----- Data lines -----

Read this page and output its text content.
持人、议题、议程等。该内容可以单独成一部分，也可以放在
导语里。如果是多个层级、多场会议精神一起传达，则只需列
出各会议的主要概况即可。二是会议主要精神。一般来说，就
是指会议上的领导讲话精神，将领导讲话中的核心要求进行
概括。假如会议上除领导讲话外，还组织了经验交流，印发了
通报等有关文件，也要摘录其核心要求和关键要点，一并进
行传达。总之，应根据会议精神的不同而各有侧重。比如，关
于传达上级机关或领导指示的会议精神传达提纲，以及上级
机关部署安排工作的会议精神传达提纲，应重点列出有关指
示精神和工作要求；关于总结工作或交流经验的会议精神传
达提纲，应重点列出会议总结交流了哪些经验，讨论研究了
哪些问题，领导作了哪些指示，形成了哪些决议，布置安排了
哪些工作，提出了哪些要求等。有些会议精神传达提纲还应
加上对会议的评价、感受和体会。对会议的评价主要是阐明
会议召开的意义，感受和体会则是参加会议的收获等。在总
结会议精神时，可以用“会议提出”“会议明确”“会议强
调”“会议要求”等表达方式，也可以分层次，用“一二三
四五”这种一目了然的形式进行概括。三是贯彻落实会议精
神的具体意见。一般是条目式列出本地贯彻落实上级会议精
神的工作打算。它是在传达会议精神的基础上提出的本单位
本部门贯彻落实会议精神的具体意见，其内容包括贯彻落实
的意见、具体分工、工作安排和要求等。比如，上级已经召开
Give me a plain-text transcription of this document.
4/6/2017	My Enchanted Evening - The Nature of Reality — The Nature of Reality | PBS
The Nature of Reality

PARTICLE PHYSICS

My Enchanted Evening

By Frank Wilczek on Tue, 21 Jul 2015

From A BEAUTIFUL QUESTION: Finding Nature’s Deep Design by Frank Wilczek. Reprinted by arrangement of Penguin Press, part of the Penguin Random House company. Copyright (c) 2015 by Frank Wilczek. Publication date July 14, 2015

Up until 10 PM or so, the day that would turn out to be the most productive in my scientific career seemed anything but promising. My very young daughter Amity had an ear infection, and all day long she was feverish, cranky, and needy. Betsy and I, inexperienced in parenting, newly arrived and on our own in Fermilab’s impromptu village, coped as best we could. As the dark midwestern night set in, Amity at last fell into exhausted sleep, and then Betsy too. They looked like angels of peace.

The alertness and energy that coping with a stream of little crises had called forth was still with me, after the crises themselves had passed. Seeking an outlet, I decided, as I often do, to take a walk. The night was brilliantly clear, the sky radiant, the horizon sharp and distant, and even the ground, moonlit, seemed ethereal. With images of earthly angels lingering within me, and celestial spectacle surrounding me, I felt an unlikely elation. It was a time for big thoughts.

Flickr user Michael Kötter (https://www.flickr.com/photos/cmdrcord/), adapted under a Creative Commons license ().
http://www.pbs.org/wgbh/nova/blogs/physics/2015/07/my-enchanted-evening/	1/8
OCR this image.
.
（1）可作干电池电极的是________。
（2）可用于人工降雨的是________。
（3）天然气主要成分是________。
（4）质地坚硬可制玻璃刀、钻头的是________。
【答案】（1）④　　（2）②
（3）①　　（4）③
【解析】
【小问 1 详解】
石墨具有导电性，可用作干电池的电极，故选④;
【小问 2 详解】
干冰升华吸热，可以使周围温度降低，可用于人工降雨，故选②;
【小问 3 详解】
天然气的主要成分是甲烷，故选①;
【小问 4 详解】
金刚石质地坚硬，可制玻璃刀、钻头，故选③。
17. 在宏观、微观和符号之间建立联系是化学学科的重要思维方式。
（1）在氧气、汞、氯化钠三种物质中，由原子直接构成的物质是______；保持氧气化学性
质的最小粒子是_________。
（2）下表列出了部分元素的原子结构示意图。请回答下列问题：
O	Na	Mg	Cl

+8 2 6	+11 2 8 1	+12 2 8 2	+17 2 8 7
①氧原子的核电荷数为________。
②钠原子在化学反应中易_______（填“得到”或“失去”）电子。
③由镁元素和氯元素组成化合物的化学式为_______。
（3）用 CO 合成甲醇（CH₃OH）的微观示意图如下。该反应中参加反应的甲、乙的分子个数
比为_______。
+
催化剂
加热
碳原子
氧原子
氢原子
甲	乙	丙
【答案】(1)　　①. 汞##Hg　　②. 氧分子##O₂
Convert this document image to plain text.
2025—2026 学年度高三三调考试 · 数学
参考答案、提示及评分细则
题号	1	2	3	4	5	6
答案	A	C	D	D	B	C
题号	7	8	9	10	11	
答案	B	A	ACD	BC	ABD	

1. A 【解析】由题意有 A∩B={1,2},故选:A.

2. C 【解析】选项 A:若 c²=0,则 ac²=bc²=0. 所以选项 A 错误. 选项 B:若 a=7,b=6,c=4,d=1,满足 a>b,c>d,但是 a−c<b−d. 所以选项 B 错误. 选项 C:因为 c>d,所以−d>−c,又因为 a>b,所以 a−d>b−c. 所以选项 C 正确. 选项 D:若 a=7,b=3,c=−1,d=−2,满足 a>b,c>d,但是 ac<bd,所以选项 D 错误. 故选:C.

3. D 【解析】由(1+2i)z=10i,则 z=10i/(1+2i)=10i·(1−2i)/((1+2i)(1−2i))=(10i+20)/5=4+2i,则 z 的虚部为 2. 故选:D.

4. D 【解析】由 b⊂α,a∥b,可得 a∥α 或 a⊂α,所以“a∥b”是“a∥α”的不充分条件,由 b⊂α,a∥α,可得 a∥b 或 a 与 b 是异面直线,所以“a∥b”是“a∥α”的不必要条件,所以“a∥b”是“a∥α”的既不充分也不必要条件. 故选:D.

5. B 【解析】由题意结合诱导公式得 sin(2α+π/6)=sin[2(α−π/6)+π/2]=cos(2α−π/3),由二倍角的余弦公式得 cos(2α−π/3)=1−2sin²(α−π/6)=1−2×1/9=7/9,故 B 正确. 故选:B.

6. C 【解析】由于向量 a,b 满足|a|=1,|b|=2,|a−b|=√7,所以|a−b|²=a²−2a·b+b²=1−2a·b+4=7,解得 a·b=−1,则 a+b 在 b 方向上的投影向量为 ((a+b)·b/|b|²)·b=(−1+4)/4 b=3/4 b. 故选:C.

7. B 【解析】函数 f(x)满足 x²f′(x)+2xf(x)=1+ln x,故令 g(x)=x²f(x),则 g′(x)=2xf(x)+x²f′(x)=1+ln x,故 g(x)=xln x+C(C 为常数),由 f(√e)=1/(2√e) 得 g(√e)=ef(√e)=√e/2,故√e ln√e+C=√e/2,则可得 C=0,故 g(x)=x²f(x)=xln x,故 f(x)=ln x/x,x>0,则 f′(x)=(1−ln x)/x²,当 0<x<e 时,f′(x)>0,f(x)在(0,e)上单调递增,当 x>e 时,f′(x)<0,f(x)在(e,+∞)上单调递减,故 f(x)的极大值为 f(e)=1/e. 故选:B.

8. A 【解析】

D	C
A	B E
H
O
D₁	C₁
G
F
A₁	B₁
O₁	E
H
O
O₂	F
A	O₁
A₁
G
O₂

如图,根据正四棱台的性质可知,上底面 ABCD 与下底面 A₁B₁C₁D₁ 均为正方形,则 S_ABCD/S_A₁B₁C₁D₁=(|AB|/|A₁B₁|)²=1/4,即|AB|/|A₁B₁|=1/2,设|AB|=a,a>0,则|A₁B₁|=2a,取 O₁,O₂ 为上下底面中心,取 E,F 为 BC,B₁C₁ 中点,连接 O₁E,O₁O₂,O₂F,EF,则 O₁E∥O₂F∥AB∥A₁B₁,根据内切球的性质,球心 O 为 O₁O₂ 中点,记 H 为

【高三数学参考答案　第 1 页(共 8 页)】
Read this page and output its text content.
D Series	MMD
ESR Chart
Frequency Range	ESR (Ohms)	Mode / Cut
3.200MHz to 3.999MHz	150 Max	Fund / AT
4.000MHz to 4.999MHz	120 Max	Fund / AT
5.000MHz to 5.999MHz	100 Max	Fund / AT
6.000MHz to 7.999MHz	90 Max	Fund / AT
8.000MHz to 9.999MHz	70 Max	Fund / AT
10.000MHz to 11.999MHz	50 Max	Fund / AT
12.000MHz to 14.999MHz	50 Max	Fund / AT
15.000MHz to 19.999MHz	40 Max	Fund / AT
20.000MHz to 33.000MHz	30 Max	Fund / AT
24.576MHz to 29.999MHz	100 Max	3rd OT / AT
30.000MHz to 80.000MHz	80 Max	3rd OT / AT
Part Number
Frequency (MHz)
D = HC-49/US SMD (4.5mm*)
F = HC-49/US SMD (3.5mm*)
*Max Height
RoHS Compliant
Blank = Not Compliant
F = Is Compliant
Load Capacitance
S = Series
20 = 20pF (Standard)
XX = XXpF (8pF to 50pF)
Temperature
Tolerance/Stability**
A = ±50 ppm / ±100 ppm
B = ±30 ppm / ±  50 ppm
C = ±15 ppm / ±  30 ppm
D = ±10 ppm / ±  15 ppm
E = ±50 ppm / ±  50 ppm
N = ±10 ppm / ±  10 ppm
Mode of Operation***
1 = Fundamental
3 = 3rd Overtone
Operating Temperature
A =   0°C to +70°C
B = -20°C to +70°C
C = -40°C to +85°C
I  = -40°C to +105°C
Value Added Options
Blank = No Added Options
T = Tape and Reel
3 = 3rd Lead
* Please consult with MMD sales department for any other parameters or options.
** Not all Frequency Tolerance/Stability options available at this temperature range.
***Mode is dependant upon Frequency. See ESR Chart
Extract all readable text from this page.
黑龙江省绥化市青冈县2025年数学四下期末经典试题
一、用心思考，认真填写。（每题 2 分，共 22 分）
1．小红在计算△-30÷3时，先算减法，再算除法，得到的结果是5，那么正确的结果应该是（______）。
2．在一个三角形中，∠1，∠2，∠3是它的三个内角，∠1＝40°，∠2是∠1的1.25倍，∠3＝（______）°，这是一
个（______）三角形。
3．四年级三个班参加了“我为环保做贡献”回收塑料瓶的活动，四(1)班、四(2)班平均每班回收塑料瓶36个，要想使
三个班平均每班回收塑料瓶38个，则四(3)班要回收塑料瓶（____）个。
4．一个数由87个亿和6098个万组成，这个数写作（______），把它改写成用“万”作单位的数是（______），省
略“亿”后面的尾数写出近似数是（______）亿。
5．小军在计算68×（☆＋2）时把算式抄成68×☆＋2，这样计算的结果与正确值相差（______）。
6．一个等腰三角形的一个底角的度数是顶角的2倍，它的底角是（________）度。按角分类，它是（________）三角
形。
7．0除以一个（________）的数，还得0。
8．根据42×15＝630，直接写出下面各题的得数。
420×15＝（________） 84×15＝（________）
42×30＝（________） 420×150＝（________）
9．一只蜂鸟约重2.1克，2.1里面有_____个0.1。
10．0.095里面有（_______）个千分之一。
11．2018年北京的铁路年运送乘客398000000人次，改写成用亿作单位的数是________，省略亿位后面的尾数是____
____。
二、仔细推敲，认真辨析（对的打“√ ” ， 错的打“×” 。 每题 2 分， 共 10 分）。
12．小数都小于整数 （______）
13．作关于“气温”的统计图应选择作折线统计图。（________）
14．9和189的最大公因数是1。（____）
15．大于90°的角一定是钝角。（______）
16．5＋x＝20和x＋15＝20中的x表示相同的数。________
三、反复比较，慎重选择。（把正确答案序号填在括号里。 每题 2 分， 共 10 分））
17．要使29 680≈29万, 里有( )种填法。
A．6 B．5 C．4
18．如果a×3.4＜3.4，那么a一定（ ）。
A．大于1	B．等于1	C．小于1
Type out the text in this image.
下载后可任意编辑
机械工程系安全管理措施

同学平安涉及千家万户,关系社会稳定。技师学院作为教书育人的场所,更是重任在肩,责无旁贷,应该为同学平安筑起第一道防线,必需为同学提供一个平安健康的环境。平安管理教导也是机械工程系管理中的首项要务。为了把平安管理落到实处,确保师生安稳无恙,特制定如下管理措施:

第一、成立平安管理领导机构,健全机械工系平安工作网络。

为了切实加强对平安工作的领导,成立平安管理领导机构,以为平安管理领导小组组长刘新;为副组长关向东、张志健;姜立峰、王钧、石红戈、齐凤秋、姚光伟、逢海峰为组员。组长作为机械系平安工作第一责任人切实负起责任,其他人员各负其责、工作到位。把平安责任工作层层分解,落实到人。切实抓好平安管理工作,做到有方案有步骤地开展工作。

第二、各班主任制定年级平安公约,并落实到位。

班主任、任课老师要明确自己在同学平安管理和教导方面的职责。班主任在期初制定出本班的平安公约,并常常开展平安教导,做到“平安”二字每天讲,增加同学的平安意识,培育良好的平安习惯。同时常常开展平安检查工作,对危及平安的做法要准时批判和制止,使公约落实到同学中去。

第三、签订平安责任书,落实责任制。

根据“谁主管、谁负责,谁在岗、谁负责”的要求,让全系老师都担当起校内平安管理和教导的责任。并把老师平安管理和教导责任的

-----

> _Short task_
Select every line where the word "Frequency" occurs.

> _The result_
Frequency Range	ESR (Ohms)	Mode / Cut
Frequency (MHz)
** Not all Frequency Tolerance/Stability options available at this temperature range.
***Mode is dependant upon Frequency. See ESR Chart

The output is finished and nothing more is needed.